_Data shown_
= = = = = = =

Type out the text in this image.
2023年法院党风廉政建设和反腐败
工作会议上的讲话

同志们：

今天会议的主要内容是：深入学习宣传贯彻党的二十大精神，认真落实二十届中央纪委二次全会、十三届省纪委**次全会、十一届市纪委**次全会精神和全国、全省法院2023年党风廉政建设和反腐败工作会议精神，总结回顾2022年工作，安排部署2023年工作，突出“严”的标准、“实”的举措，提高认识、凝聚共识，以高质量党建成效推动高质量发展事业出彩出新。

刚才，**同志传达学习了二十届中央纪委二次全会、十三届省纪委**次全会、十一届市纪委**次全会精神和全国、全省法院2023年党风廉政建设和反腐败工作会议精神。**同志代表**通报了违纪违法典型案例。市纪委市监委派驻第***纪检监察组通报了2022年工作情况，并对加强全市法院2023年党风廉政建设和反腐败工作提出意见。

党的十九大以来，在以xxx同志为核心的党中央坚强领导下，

= = = = = = =

_Problem to solve_
Of the lines in the data, how many hold the string "次全会精神和全国"? State the number, nothing else.

_Solution to this problem_
2